(Exercise prompt):
Reproduce the material below word for word, everything from the line containing "List every element" down to the line containing "cell-capacity: 30: [378, 300, 418, 314]", with both of those lines included. Leave the pictures out of your answer.

(Data to use):
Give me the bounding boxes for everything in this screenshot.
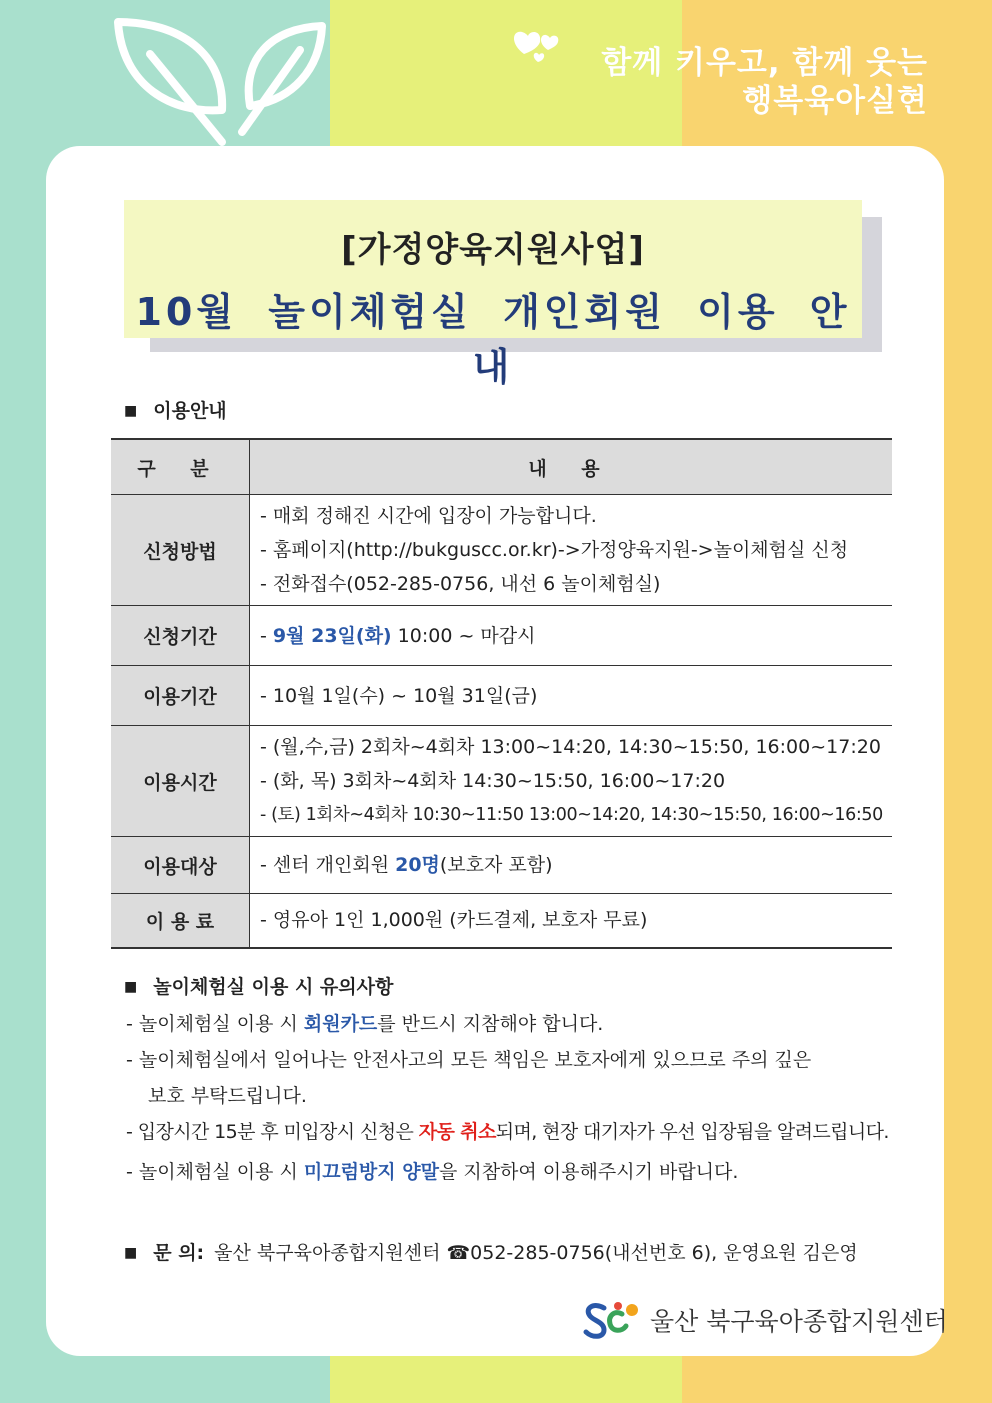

...

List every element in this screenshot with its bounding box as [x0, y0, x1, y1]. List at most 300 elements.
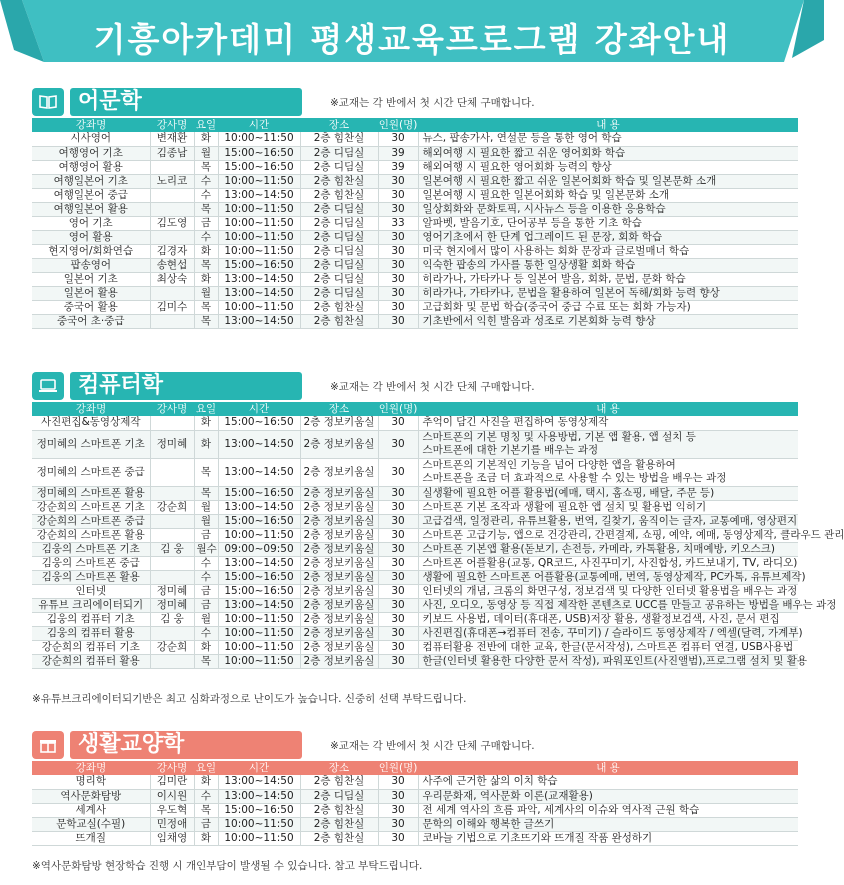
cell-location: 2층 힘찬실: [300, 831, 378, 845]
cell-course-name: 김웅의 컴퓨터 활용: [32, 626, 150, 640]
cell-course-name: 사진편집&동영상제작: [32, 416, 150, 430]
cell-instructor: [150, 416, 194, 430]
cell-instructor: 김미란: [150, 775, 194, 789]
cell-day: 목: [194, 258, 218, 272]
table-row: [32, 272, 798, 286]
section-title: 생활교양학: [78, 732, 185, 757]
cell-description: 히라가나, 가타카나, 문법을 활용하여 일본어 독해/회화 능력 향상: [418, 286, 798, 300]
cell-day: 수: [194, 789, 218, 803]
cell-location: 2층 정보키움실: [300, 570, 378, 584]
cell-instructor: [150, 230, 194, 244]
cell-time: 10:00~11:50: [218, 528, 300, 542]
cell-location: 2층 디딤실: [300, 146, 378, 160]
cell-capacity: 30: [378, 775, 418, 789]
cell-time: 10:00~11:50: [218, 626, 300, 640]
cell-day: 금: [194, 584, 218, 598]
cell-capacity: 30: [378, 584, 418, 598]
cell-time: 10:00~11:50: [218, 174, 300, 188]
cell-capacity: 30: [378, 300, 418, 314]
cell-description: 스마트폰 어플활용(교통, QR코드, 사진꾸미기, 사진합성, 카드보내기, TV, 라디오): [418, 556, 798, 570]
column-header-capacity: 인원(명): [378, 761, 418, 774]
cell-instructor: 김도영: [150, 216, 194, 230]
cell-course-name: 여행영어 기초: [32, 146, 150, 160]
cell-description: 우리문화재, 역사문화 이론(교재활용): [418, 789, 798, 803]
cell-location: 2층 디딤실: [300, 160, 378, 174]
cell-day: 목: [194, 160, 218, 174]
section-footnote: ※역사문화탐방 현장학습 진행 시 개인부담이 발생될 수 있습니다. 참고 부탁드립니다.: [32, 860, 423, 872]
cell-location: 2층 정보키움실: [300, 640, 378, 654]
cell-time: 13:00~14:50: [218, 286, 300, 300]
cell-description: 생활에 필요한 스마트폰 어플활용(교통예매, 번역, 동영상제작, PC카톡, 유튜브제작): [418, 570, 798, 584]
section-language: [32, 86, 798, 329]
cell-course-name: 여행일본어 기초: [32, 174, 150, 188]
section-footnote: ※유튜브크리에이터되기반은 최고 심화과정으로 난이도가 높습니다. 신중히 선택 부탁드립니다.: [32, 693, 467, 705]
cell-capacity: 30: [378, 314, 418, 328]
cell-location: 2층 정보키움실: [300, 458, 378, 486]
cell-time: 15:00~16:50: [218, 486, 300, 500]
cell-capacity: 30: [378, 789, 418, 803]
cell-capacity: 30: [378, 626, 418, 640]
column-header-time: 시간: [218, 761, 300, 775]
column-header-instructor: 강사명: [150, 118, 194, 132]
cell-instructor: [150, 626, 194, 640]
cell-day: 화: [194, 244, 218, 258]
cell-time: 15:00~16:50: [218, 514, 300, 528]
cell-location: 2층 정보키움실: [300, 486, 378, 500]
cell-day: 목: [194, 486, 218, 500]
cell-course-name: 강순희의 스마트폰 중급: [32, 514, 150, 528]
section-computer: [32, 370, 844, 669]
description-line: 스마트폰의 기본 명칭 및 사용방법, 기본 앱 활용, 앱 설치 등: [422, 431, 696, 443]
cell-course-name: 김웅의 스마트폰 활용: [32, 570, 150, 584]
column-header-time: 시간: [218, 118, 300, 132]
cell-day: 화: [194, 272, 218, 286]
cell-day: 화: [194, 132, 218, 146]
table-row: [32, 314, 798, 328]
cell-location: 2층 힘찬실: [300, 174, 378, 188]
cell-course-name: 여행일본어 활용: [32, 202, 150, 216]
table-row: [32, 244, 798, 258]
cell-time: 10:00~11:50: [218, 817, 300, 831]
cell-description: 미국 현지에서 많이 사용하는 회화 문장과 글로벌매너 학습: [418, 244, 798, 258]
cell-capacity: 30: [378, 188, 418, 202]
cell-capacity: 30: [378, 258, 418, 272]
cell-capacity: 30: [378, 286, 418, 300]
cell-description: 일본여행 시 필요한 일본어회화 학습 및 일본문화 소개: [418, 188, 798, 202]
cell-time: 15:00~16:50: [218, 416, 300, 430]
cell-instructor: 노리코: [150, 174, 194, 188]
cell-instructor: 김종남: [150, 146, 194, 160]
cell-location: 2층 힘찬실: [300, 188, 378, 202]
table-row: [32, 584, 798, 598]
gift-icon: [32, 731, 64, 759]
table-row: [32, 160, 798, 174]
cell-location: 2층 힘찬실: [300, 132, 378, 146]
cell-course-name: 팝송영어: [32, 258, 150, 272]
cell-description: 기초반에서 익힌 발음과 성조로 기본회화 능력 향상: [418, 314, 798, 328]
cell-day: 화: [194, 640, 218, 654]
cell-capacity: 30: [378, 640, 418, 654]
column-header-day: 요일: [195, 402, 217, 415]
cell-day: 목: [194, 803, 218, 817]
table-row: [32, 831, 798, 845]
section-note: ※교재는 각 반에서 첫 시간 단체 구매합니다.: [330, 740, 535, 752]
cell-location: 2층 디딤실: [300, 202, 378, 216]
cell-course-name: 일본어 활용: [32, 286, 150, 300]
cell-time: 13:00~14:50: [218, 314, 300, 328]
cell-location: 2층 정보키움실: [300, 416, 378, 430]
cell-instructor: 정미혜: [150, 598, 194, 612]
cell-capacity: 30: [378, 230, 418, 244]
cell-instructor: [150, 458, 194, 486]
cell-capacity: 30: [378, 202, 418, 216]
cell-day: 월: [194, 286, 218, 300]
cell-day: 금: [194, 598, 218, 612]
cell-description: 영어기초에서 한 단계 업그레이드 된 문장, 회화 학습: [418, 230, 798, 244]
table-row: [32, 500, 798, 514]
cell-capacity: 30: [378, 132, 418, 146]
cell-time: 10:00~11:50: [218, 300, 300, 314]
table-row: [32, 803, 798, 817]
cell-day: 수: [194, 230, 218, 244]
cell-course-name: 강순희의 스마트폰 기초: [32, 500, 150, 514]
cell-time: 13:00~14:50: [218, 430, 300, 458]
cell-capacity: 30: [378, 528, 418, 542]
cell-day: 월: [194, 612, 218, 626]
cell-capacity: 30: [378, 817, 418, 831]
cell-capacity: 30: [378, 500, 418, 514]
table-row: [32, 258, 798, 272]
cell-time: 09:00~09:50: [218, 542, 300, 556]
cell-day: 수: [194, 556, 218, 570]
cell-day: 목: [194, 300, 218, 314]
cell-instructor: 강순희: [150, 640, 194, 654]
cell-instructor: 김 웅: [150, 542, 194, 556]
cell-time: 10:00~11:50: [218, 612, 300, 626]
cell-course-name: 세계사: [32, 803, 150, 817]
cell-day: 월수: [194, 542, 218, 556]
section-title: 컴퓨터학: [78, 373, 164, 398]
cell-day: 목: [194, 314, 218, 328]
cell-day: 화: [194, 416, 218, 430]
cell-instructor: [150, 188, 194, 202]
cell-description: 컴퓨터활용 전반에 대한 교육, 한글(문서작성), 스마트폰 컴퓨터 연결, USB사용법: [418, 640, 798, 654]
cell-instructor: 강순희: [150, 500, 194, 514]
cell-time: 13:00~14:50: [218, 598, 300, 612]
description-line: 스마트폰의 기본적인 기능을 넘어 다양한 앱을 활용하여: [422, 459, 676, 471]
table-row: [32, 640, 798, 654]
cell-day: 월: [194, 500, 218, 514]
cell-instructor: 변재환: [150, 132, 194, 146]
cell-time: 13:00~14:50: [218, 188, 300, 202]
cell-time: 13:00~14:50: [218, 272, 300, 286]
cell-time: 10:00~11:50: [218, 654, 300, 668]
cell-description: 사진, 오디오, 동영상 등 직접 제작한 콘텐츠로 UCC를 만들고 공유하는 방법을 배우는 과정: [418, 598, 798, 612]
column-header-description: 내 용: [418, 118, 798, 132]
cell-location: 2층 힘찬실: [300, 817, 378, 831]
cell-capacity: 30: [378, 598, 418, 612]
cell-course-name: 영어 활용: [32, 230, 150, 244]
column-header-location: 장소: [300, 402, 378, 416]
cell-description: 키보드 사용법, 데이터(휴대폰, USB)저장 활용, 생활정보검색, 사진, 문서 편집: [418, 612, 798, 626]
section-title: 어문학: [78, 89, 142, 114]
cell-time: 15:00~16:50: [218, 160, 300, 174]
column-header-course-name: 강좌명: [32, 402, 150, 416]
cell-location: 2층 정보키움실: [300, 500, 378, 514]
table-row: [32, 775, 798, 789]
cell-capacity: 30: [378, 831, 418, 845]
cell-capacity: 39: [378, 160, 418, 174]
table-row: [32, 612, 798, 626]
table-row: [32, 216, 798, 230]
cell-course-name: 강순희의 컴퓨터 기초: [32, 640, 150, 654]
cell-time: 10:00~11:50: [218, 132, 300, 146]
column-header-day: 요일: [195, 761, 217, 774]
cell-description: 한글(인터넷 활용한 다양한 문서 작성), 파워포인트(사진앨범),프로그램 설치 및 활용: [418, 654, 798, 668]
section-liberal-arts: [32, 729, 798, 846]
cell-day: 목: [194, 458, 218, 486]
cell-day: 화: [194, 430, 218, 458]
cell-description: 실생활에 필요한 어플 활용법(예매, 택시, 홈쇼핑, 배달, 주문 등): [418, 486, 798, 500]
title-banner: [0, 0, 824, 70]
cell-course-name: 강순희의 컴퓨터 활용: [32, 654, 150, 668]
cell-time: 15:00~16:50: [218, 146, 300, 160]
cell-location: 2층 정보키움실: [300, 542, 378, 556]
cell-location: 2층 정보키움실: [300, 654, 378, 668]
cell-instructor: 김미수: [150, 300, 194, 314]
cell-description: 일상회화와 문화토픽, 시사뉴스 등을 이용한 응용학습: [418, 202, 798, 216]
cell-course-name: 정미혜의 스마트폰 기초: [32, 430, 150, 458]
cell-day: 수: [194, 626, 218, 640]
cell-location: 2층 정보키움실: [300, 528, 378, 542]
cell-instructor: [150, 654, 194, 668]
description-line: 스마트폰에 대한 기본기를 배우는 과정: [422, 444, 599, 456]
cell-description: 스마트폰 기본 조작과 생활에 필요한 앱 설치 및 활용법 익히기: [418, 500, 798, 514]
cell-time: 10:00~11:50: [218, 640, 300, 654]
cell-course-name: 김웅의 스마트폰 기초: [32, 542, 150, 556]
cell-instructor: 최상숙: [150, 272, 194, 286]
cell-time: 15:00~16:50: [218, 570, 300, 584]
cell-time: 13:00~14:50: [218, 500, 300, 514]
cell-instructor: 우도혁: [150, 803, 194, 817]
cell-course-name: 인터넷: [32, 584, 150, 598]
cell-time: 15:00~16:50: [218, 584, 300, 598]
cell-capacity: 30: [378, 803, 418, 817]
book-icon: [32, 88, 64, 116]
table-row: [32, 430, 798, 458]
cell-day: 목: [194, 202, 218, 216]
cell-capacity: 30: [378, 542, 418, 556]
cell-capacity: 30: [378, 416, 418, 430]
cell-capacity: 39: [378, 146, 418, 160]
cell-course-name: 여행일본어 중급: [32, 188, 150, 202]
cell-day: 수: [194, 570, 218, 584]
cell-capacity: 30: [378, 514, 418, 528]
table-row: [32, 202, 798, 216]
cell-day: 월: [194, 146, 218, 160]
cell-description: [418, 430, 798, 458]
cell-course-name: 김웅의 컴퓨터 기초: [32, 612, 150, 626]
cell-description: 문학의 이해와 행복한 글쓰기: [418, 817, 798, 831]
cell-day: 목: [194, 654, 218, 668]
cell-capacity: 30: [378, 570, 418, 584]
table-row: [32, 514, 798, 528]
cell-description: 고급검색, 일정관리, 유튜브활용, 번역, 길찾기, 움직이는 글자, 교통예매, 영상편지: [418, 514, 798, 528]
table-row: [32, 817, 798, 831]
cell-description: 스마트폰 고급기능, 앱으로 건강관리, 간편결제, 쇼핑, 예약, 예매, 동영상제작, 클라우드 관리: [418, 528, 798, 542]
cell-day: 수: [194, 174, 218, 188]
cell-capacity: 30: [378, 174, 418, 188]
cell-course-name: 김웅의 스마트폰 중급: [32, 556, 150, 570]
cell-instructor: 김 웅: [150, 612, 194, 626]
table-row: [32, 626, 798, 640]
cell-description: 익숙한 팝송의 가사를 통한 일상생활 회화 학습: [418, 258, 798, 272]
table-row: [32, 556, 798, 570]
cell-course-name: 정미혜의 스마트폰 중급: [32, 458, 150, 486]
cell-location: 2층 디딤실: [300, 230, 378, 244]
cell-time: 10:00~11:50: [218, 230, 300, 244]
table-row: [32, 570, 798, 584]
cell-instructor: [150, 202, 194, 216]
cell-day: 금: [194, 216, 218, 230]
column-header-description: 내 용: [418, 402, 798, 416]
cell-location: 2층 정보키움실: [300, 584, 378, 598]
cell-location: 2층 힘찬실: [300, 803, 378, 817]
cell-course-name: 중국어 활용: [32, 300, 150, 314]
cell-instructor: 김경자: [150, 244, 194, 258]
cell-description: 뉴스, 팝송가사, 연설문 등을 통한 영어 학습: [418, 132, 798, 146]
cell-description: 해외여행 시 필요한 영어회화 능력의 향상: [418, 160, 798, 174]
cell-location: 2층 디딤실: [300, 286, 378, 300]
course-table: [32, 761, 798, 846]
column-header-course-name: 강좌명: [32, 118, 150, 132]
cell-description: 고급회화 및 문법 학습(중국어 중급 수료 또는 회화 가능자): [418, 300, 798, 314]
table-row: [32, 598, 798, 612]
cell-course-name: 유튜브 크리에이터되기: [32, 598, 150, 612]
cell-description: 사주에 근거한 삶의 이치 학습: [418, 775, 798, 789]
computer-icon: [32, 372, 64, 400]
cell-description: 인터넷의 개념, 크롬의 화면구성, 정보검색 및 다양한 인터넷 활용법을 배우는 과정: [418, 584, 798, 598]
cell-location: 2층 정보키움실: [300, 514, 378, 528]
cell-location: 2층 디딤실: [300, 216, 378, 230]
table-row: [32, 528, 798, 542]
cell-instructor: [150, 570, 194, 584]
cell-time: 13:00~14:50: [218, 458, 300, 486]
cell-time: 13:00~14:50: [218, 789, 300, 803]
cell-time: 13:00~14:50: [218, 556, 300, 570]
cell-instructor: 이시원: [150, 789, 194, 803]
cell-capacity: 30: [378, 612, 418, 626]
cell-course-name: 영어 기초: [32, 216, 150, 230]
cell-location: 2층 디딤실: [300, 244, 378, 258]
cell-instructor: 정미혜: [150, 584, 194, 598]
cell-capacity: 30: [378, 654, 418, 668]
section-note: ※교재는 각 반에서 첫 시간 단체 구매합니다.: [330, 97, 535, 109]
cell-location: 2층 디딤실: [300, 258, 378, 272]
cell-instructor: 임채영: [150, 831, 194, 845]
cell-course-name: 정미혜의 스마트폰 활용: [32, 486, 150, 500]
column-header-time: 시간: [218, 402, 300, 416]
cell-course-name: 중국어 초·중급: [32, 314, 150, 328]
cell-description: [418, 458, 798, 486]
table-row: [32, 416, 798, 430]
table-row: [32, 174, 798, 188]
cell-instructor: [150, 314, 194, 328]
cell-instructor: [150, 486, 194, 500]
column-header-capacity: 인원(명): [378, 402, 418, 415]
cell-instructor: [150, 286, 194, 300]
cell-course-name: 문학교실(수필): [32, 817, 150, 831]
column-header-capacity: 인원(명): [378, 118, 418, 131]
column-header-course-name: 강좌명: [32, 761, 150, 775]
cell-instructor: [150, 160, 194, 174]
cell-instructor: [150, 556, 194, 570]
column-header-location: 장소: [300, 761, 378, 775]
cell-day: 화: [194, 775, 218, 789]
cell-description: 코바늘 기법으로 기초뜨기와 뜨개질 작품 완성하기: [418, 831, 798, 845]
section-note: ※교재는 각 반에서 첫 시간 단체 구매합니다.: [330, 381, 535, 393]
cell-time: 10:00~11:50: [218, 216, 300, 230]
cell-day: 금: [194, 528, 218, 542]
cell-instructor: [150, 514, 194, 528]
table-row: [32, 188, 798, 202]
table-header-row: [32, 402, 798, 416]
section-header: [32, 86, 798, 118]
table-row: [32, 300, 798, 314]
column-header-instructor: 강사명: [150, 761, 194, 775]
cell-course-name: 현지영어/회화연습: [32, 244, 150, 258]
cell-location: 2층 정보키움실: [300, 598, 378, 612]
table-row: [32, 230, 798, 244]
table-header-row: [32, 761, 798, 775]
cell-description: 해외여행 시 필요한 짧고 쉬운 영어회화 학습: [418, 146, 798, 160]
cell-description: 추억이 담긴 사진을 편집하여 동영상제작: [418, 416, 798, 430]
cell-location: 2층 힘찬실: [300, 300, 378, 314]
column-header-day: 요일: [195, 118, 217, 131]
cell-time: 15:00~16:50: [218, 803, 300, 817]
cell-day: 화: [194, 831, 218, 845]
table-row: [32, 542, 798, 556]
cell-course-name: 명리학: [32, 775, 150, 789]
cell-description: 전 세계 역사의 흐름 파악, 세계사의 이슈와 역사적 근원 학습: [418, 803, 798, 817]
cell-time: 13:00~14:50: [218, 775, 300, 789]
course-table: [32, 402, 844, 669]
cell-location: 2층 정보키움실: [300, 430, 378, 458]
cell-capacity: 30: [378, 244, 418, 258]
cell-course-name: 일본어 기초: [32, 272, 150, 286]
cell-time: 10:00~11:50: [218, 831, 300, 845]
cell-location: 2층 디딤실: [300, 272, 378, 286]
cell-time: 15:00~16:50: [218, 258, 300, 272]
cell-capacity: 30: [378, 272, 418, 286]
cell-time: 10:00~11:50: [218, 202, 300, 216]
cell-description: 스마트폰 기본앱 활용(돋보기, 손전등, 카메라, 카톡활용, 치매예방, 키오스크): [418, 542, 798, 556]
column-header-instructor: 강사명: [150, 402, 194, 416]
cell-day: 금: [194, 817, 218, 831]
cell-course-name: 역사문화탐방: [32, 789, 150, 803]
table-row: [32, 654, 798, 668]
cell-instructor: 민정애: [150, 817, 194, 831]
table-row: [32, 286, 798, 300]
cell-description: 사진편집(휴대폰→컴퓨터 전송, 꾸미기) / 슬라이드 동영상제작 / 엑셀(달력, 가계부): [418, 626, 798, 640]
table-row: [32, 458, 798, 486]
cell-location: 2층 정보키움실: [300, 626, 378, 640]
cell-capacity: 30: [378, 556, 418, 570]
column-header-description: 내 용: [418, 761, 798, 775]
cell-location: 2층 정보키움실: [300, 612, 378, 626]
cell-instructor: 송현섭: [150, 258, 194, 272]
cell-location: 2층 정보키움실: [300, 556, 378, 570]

(Response):
List every element in this screenshot with its bounding box as [x0, y0, x1, y1]. List at most 300 elements.
cell-location: 2층 힘찬실: [300, 831, 378, 845]
cell-course-name: 김웅의 컴퓨터 활용: [32, 626, 150, 640]
cell-course-name: 사진편집&동영상제작: [32, 416, 150, 430]
cell-instructor: [150, 416, 194, 430]
cell-instructor: 김미란: [150, 775, 194, 789]
cell-day: 목: [194, 258, 218, 272]
table-row: [32, 272, 798, 286]
section-title: 생활교양학: [78, 732, 185, 757]
cell-description: 히라가나, 가타카나, 문법을 활용하여 일본어 독해/회화 능력 향상: [418, 286, 798, 300]
cell-day: 수: [194, 789, 218, 803]
cell-location: 2층 정보키움실: [300, 570, 378, 584]
cell-instructor: [150, 230, 194, 244]
cell-time: 10:00~11:50: [218, 528, 300, 542]
cell-location: 2층 디딤실: [300, 146, 378, 160]
cell-capacity: 30: [378, 775, 418, 789]
cell-time: 10:00~11:50: [218, 626, 300, 640]
cell-day: 금: [194, 584, 218, 598]
cell-capacity: 30: [378, 584, 418, 598]
cell-time: 10:00~11:50: [218, 174, 300, 188]
cell-capacity: 30: [378, 300, 418, 314]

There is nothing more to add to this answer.